- **Figure data in JSON**
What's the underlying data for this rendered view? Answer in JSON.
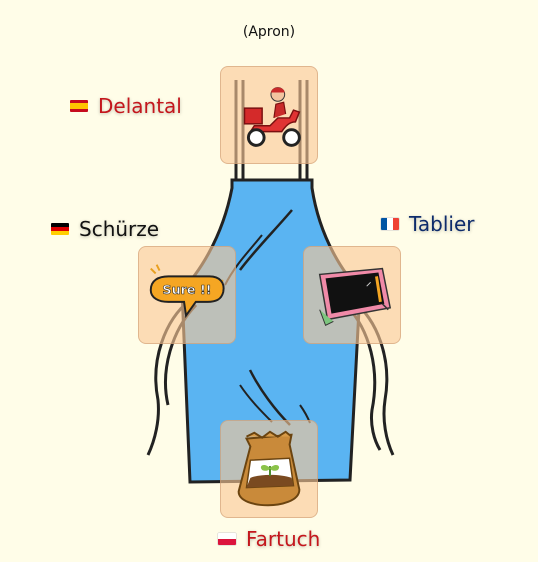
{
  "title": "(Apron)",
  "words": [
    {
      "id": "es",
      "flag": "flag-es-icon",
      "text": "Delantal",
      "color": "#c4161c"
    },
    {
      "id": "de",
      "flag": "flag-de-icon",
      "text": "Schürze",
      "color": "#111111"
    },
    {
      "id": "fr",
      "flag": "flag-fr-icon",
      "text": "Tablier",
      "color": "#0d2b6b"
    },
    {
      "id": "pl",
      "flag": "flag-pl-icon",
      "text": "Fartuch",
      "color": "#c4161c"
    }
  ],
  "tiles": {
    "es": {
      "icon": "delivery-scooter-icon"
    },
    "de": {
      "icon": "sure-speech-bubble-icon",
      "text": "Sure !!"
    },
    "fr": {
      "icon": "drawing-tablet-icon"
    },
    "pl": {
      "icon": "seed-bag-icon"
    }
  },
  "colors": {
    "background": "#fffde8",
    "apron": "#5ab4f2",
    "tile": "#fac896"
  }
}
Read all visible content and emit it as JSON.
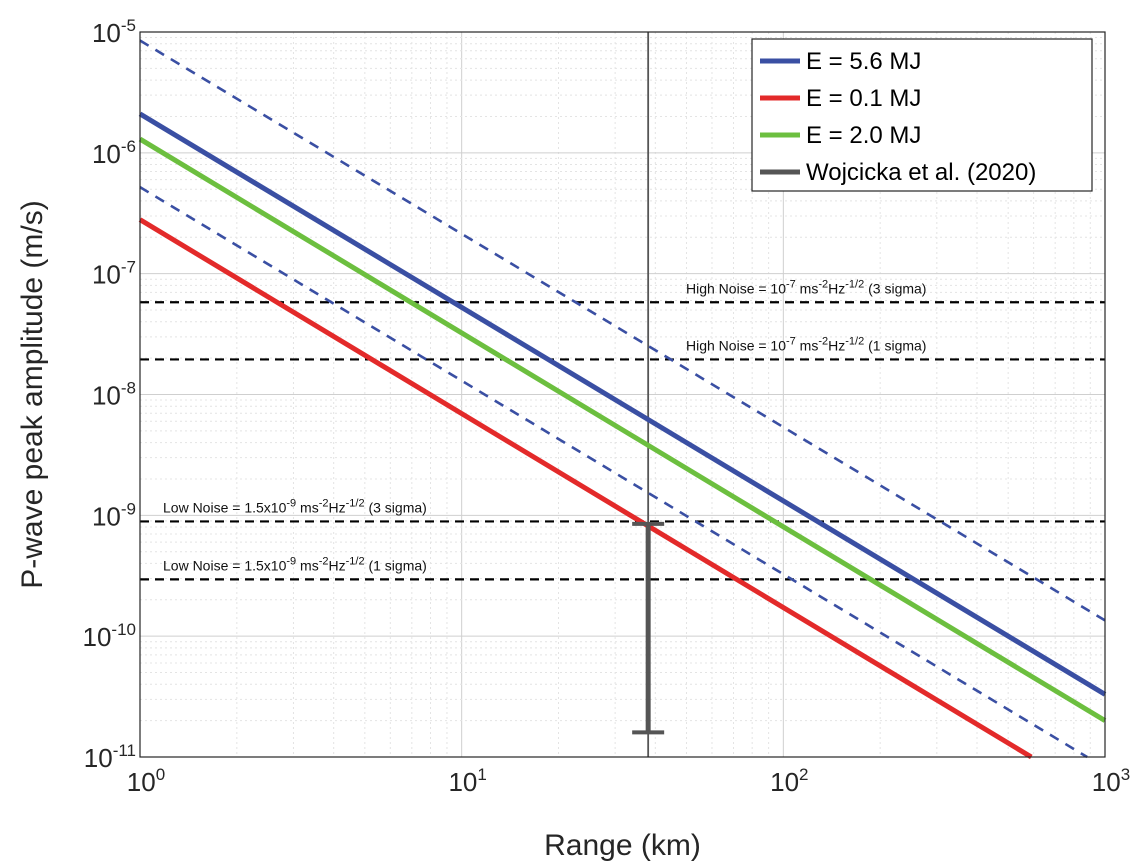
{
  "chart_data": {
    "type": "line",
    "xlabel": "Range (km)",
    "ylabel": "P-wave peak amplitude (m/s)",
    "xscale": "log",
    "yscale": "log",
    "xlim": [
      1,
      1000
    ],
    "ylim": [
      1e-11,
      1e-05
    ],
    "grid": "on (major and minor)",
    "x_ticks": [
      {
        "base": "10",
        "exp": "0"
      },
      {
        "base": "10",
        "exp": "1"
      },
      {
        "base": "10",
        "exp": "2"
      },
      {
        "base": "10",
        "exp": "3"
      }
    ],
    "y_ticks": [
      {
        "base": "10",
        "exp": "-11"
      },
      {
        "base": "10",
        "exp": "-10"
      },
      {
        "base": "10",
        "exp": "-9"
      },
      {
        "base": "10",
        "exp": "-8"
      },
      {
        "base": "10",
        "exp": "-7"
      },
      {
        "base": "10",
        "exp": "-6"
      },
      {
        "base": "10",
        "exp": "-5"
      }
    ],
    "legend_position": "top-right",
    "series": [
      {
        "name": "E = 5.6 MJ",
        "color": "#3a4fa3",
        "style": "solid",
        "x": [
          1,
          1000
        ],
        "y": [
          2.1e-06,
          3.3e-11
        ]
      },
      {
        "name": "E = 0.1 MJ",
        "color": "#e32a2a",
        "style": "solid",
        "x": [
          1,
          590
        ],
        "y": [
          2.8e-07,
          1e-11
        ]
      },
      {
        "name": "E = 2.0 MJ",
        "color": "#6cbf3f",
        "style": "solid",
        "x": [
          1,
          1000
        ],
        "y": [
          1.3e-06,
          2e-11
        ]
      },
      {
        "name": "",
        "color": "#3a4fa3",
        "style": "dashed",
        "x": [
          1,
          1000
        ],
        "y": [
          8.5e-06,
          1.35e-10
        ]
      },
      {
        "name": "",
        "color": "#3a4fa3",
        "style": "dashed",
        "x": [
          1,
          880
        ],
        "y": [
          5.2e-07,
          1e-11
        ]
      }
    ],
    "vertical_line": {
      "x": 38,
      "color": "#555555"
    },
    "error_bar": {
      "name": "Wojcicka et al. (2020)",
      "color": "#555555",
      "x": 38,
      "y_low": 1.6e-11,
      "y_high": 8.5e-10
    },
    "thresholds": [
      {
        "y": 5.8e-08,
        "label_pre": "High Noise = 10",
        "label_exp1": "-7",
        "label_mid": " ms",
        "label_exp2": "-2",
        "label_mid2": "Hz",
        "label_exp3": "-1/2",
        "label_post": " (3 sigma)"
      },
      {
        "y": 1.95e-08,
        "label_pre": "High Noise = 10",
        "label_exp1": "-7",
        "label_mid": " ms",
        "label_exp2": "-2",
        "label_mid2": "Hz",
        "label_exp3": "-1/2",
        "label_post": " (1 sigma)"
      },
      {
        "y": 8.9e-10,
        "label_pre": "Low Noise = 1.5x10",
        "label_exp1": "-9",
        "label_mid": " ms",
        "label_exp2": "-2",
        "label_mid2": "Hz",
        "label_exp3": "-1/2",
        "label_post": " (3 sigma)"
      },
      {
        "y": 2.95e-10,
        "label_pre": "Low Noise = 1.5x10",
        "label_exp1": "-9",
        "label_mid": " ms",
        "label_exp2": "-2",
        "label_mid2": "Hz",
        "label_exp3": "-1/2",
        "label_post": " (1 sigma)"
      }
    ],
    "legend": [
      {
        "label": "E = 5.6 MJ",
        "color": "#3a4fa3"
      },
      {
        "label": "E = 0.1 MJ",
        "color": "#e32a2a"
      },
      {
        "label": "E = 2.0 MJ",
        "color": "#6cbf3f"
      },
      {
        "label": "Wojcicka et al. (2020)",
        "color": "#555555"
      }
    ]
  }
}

* * *

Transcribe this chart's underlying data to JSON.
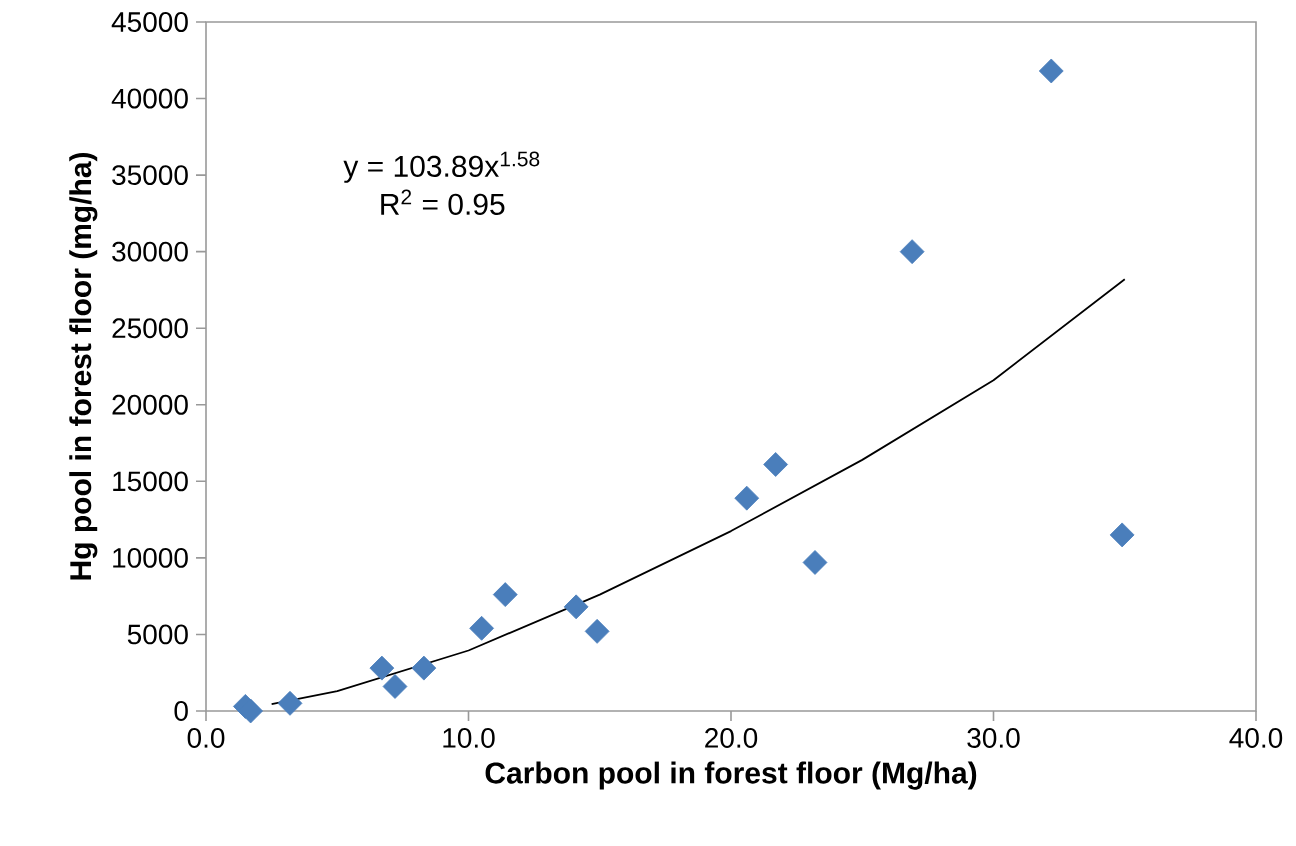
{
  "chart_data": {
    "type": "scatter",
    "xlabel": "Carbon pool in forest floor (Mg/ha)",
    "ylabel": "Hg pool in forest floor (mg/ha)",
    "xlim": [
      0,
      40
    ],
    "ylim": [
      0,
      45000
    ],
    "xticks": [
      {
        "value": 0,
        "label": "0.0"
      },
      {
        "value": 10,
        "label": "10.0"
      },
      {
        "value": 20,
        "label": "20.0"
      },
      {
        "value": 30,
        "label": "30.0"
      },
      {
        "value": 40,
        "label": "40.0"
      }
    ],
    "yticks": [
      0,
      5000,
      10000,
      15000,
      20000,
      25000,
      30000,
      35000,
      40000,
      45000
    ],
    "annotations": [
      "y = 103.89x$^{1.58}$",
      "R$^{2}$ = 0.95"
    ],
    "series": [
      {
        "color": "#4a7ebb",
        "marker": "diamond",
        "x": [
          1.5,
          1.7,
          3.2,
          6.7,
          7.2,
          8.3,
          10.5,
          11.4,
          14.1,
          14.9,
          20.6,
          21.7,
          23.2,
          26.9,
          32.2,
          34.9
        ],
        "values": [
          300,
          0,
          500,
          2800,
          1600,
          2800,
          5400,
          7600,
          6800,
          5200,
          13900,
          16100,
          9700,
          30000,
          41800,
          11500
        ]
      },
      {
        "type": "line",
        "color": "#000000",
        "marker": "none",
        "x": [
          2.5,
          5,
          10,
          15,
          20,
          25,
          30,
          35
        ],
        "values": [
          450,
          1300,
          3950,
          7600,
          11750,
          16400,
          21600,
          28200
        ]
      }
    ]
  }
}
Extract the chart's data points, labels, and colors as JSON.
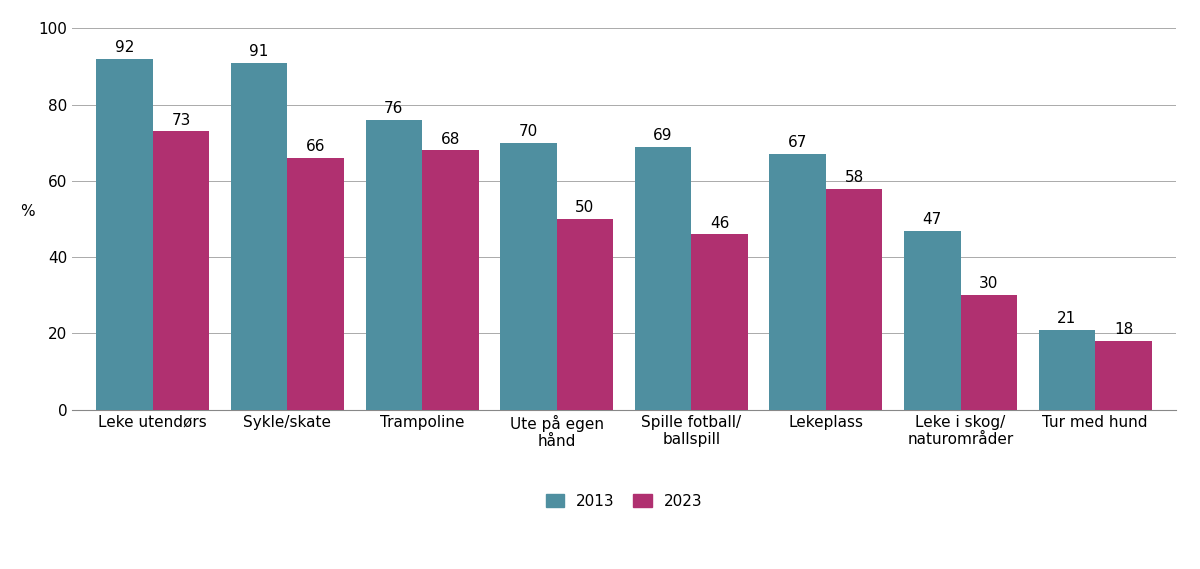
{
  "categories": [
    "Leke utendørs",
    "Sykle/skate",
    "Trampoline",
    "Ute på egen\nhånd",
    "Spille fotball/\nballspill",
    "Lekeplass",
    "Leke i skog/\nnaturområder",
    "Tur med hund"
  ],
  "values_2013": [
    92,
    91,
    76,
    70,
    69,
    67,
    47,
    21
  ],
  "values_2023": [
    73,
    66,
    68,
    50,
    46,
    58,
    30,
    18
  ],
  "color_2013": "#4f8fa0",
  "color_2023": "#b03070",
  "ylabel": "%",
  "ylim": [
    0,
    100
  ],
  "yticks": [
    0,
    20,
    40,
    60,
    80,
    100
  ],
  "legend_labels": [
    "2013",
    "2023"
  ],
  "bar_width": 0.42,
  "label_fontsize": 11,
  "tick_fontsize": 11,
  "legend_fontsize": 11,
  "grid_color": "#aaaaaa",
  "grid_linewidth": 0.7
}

- **Goal**
Give the number of lines in the listing above that hold the string "floor", with nothing else.

- **Response**
2